## Aim of the exercise
Give the entries again, word for word.
— START OF Entries provided —
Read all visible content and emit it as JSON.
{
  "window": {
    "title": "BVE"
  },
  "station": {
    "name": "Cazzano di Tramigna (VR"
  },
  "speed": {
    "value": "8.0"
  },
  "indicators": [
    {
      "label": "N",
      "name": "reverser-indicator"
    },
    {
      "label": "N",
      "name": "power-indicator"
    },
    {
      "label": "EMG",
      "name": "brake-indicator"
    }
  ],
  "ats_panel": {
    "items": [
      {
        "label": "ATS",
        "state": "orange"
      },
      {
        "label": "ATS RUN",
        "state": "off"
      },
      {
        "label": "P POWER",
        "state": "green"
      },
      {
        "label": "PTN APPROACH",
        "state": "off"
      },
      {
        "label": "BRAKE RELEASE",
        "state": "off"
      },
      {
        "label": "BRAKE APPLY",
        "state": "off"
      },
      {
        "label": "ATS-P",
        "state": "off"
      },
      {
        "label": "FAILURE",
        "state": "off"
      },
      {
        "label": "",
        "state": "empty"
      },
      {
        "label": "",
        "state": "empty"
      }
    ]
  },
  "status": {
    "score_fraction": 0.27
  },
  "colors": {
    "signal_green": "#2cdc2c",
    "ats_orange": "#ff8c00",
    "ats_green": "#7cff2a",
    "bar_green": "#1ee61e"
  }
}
— END OF Entries provided —
## Full answer
Read all visible content and emit it as JSON.
{
  "window": {
    "title": "BVE"
  },
  "station": {
    "name": "Cazzano di Tramigna (VR"
  },
  "speed": {
    "value": "8.0"
  },
  "indicators": [
    {
      "label": "N",
      "name": "reverser-indicator"
    },
    {
      "label": "N",
      "name": "power-indicator"
    },
    {
      "label": "EMG",
      "name": "brake-indicator"
    }
  ],
  "ats_panel": {
    "items": [
      {
        "label": "ATS",
        "state": "orange"
      },
      {
        "label": "ATS RUN",
        "state": "off"
      },
      {
        "label": "P POWER",
        "state": "green"
      },
      {
        "label": "PTN APPROACH",
        "state": "off"
      },
      {
        "label": "BRAKE RELEASE",
        "state": "off"
      },
      {
        "label": "BRAKE APPLY",
        "state": "off"
      },
      {
        "label": "ATS-P",
        "state": "off"
      },
      {
        "label": "FAILURE",
        "state": "off"
      },
      {
        "label": "",
        "state": "empty"
      },
      {
        "label": "",
        "state": "empty"
      }
    ]
  },
  "status": {
    "score_fraction": 0.27
  },
  "colors": {
    "signal_green": "#2cdc2c",
    "ats_orange": "#ff8c00",
    "ats_green": "#7cff2a",
    "bar_green": "#1ee61e"
  }
}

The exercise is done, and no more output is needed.